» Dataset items
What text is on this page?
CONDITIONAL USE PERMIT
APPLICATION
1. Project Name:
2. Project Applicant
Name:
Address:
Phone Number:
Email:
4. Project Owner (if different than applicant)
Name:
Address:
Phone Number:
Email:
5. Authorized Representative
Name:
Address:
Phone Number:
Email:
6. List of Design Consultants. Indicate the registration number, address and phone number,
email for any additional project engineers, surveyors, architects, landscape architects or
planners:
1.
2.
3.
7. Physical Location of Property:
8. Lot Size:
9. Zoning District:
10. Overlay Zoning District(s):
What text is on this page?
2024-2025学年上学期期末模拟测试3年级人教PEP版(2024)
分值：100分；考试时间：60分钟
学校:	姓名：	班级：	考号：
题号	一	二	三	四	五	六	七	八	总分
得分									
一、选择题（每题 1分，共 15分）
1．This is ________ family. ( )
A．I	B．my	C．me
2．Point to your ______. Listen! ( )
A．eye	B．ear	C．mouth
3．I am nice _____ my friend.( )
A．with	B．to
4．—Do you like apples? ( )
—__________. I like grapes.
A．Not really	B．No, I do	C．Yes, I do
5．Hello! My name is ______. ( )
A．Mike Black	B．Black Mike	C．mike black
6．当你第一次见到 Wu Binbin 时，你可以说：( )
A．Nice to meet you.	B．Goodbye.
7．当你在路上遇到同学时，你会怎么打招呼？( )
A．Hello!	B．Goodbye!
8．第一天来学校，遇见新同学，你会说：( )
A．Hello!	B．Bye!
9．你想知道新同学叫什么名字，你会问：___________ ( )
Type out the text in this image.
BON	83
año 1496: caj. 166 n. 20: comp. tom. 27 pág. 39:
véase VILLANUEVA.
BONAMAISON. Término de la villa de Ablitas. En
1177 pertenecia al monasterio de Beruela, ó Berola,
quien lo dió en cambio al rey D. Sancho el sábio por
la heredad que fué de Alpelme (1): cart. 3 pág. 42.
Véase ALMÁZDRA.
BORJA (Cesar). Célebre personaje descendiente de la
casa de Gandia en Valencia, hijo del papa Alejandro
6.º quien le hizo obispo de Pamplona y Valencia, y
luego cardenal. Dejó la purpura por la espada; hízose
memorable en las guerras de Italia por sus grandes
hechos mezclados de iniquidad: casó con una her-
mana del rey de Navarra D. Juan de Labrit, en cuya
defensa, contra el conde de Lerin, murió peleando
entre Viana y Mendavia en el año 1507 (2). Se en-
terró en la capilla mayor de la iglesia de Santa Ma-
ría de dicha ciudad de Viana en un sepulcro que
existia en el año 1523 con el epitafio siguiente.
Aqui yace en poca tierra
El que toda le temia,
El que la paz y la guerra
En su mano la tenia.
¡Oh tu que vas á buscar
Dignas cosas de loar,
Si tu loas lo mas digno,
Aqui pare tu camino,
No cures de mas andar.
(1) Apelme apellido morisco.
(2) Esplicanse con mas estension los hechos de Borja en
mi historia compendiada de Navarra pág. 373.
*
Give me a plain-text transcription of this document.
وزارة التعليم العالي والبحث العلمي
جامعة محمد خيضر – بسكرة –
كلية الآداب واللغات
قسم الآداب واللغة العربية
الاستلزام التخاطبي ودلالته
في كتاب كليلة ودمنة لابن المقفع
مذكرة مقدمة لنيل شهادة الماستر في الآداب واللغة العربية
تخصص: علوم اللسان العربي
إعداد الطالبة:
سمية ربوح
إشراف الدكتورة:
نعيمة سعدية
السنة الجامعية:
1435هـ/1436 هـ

» Work to complete
Exact repetition is required for the lines from the one that contains "Give me a plain-text" through the final line; leave out everything else.

» Response for this exercise
Give me a plain-text transcription of this document.
وزارة التعليم العالي والبحث العلمي
جامعة محمد خيضر – بسكرة –
كلية الآداب واللغات
قسم الآداب واللغة العربية
الاستلزام التخاطبي ودلالته
في كتاب كليلة ودمنة لابن المقفع
مذكرة مقدمة لنيل شهادة الماستر في الآداب واللغة العربية
تخصص: علوم اللسان العربي
إعداد الطالبة:
سمية ربوح
إشراف الدكتورة:
نعيمة سعدية
السنة الجامعية:
1435هـ/1436 هـ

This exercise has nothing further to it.